# [Text to read]
***

Analysis of “sovereignty” brings one into contact with nearly all the major problems in political philosophy. At least seven related concepts may be distinguished:
(1) A person or an institution may be said to be sovereign if he or it exercises authority (as a matter of right) over every other person or institution in the legal system, there being no authority competent to override him or it. For some writers, though not for all, this concept also implies unlimited legal competence; for, it is said, an authority competent to determine the limits of its own competence must be omnicompetent.
(2) Difficulties arising from the first concept have led some writers to ascribe sovereignty to a constitution or basic norm from which all other rules of a system derive validity. (3) Sovereignty is sometimes ascribed to a person, or a body or a class of persons, said to exercise supreme power in a state, as distinct from authority, in the sense that their wills can usually be expected to prevail against any likely opposition.

***

(Records from a dataset)
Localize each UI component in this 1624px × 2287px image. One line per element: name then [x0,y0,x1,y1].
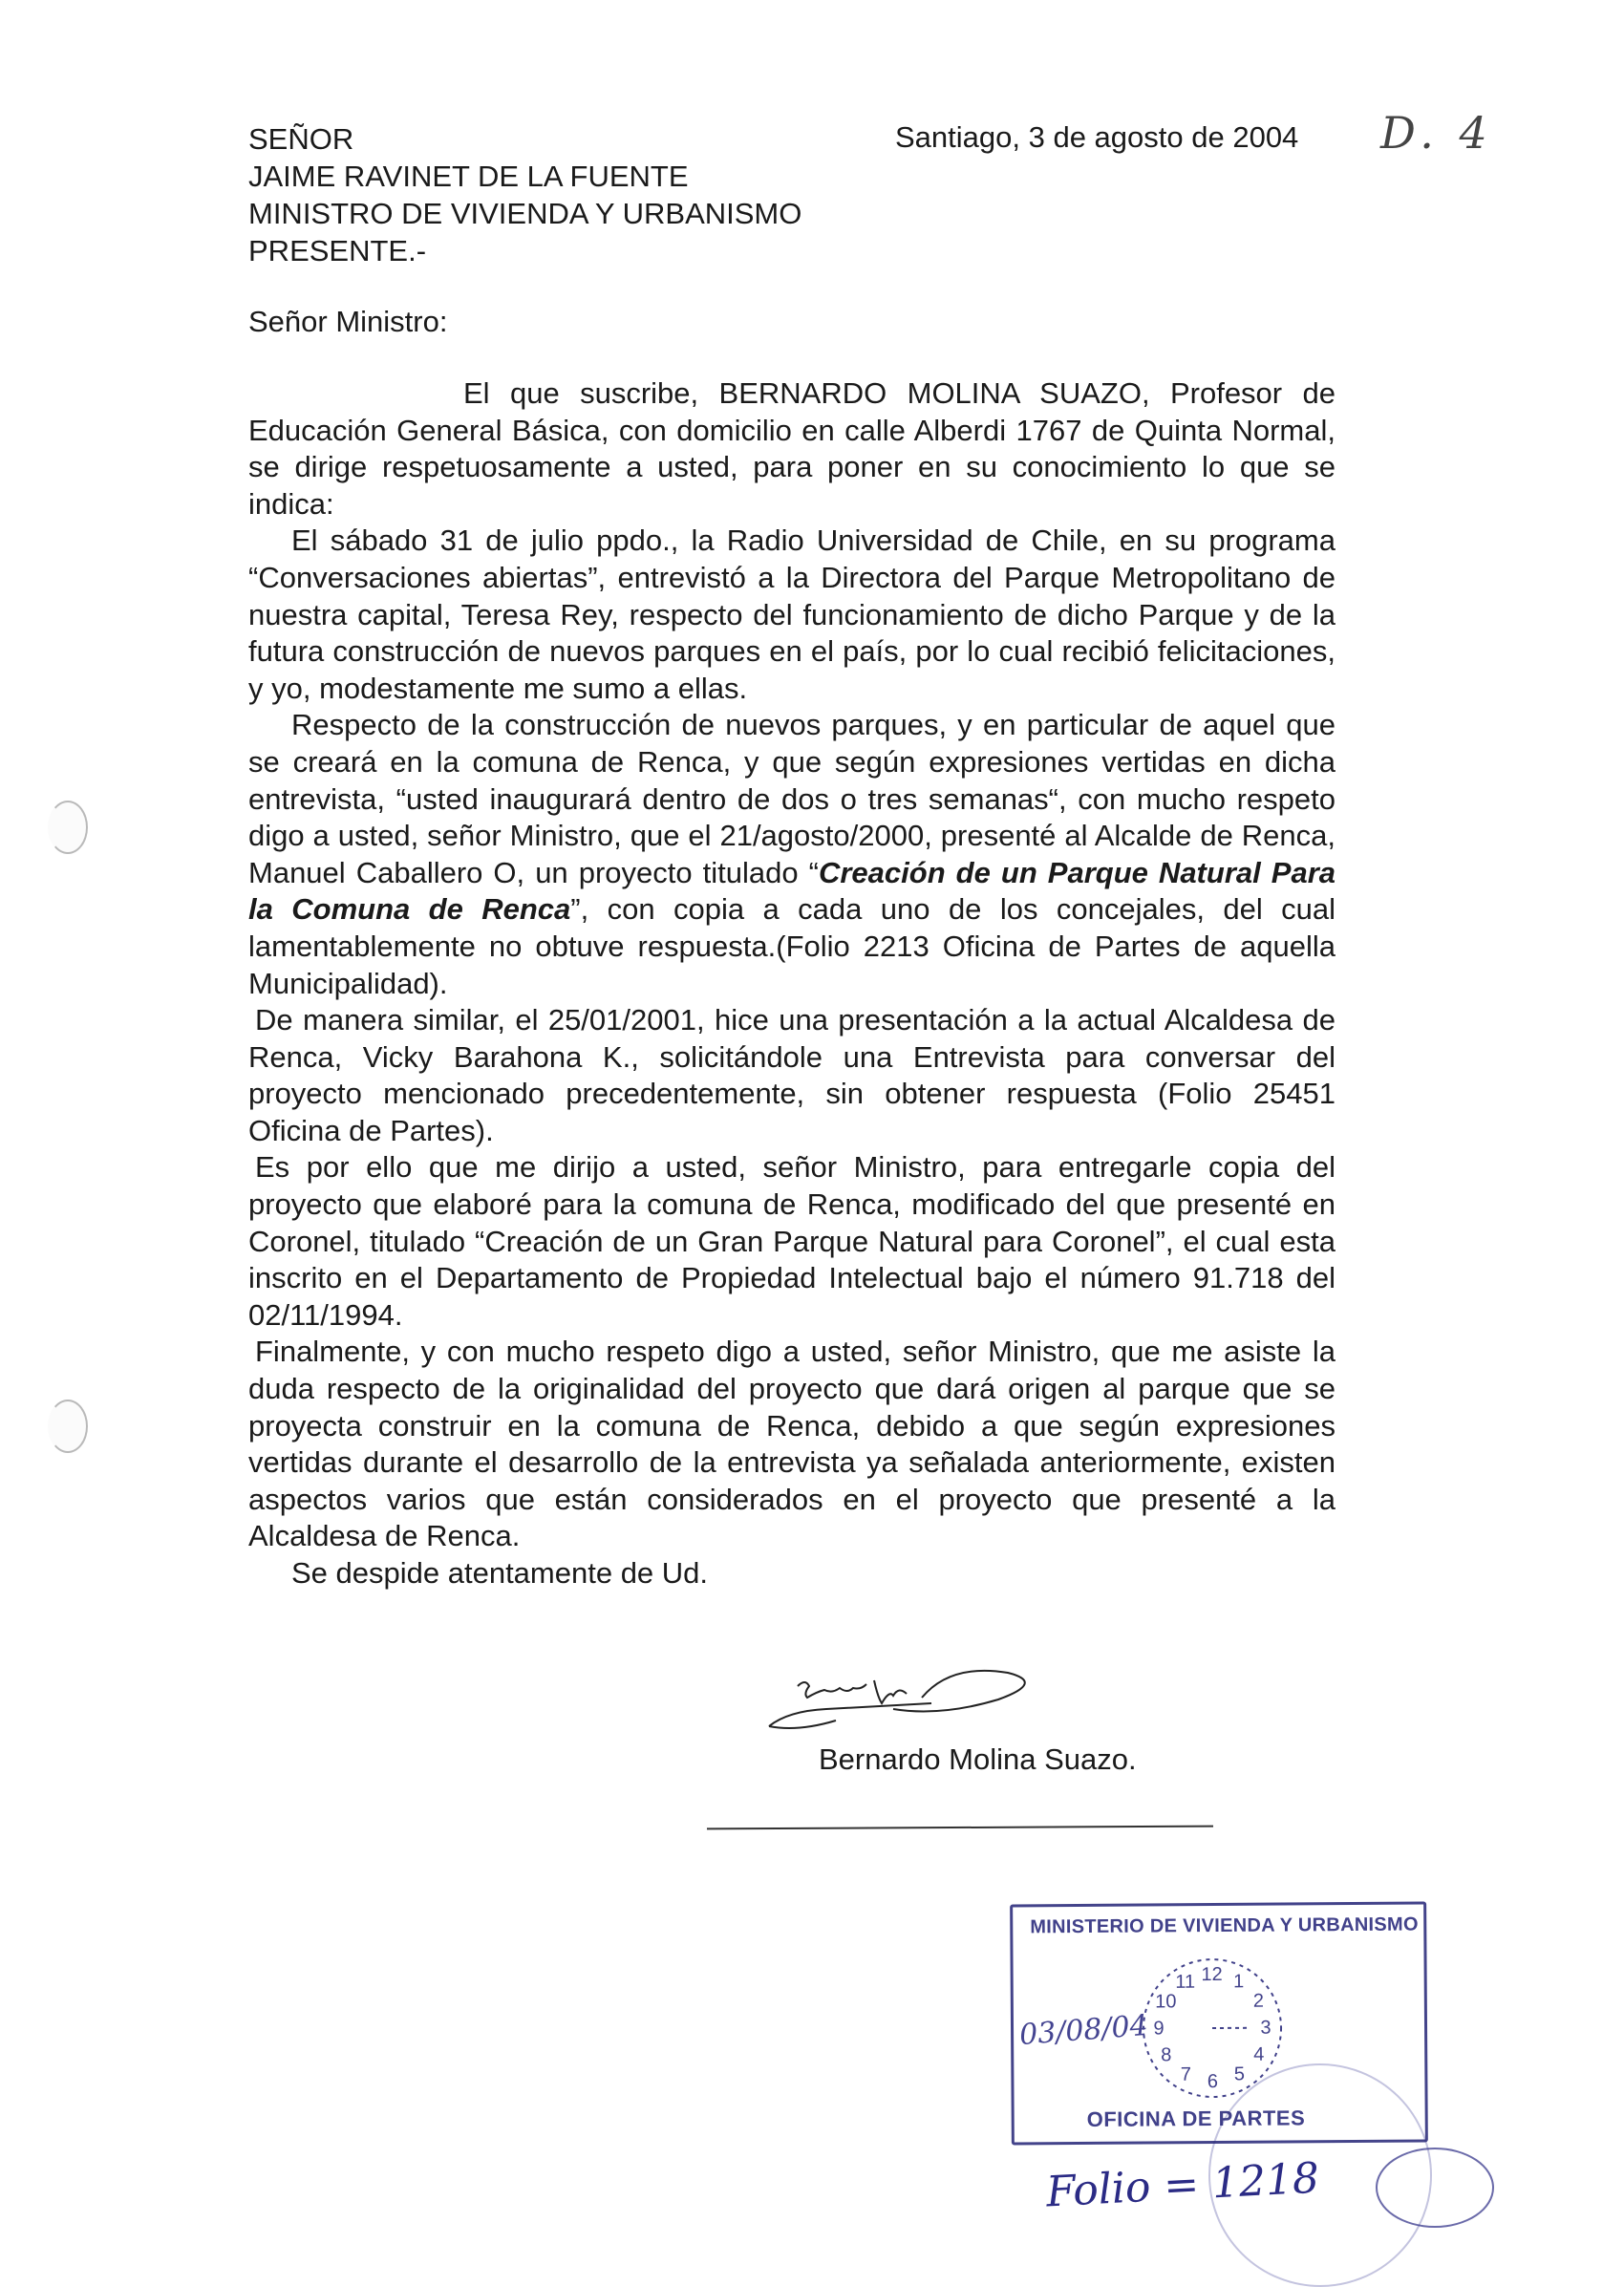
clock-number: 4 [1253,2044,1264,2065]
clock-number: 12 [1201,1964,1222,1985]
clock-number: 3 [1260,2018,1271,2039]
stamp-clock-face [1125,1943,1298,2106]
body-paragraph: El que suscribe, BERNARDO MOLINA SUAZO, Profesor de Educación General Básica, con domicilio en calle Alberdi 1767 de Quinta Normal, se dirige respetuosamente a usted, para poner en su conocimiento lo que se indica: [248,375,1336,523]
addressee-line: MINISTRO DE VIVIENDA Y URBANISMO [248,195,801,232]
body-paragraph: El sábado 31 de julio ppdo., la Radio Universidad de Chile, en su programa “Conversaciones abiertas”, entrevistó a la Directora del Parque Metropolitano de nuestra capital, Teresa Rey, respecto del funcionamiento de dicho Parque y de la futura construcción de nuevos parques en el país, por lo cual recibió felicitaciones, y yo, modestamente me sumo a ellas. [248,523,1336,707]
addressee-line: PRESENTE.- [248,232,801,269]
letter-date: Santiago, 3 de agosto de 2004 [895,120,1298,155]
body-paragraph: De manera similar, el 25/01/2001, hice una presentación a la actual Alcaldesa de Renca, Vicky Barahona K., solicitándole una Entrevista para conversar del proyecto mencionado precedentemente, sin obtener respuesta (Folio 25451 Oficina de Partes). [248,1002,1336,1149]
body-paragraph [248,707,1336,1002]
corner-handwritten-annotation: D. 4 [1380,107,1493,159]
closing-line: Se despide atentamente de Ud. [248,1555,1336,1592]
clock-number: 6 [1207,2071,1218,2092]
clock-number: 11 [1175,1972,1195,1993]
clock-number: 2 [1253,1991,1264,2012]
body-paragraph: Finalmente, y con mucho respeto digo a usted, señor Ministro, que me asiste la duda respecto de la originalidad del proyecto que dará origen al parque que se proyecta construir en la comuna de Renca, debido a que según expresiones vertidas durante el desarrollo de la entrevista ya señalada anteriormente, existen aspectos varios que están considerados en el proyecto que presenté a la Alcaldesa de Renca. [248,1334,1336,1555]
addressee-line: SEÑOR [248,120,801,158]
stamp-office-label: OFICINA DE PARTES [1087,2105,1306,2132]
body-paragraph: Es por ello que me dirijo a usted, señor Ministro, para entregarle copia del proyecto que elaboré para la comuna de Renca, modificado del que presenté en Coronel, titulado “Creación de un Gran Parque Natural para Coronel”, el cual esta inscrito en el Departamento de Propiedad Intelectual bajo el número 91.718 del 02/11/1994. [248,1149,1336,1334]
reception-stamp [1010,1901,1428,2145]
signature-underline [707,1826,1213,1830]
clock-number: 8 [1161,2044,1171,2065]
clock-number: 5 [1234,2063,1245,2084]
clock-number: 10 [1155,1991,1176,2012]
letter-body [248,375,1336,1592]
stamp-handwritten-date: 03/08/04 [1018,2009,1149,2052]
signer-name: Bernardo Molina Suazo. [819,1742,1137,1777]
salutation: Señor Ministro: [248,305,447,339]
clock-number: 1 [1233,1971,1244,1992]
addressee-line: JAIME RAVINET DE LA FUENTE [248,158,801,195]
project-title: Creación de un Parque Natural Para la Comuna de Renca [248,856,1336,927]
addressee-block [248,120,801,269]
clock-number: 9 [1153,2018,1164,2039]
folio-circle-mark [1376,2148,1494,2228]
clock-number: 7 [1181,2064,1191,2085]
binder-hole [48,801,88,854]
binder-hole [48,1400,88,1453]
handwritten-signature [759,1667,1161,1753]
paragraph-text: ”, con copia a cada uno de los concejales, del cual lamentablemente no obtuve respuesta.(Folio 2213 Oficina de Partes de aquella Municipalidad). [248,892,1336,999]
handwritten-folio-note: Folio = 1218 [1045,2154,1320,2217]
paragraph-text: Respecto de la construcción de nuevos parques, y en particular de aquel que se creará en la comuna de Renca, y que según expresiones vertidas en dicha entrevista, “usted inaugurará dentro de dos o tres semanas“, con mucho respeto digo a usted, señor Ministro, que el 21/agosto/2000, presenté al Alcalde de Renca, Manuel Caballero O, un proyecto titulado “ [248,708,1336,888]
stamp-title: MINISTERIO DE VIVIENDA Y URBANISMO [1030,1914,1419,1939]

***

# [Written exercise A]
According to the text on sovereignty, how many related concepts of sovereignty may be distinguished at least?
# [Written exercise B]
Arrange the lines of the listing from the one holding "clock-number: 4 [1253,2044,1264,2065]" through the one holding "addressee-line: MINISTRO DE", inclusive, as a JSON list of strings with one string per line.
The listing has no connection to the text on sovereignty.

# [Task answer A]
At least seven.

# [Task answer B]
[
  "clock-number: 4 [1253,2044,1264,2065]",
  "clock-number: 12 [1201,1964,1222,1985]",
  "clock-number: 3 [1260,2018,1271,2039]",
  "stamp-clock-face [1125,1943,1298,2106]",
  "body-paragraph: El que suscribe, BERNARDO MOLINA SUAZO, Profesor de Educación General Básica, con domicilio en calle Alberdi 1767 de Quinta Normal, se dirige respetuosamente a usted, para poner en su conocimiento lo que se indica: [248,375,1336,523]",
  "addressee-line: MINISTRO DE VIVIENDA Y URBANISMO [248,195,801,232]"
]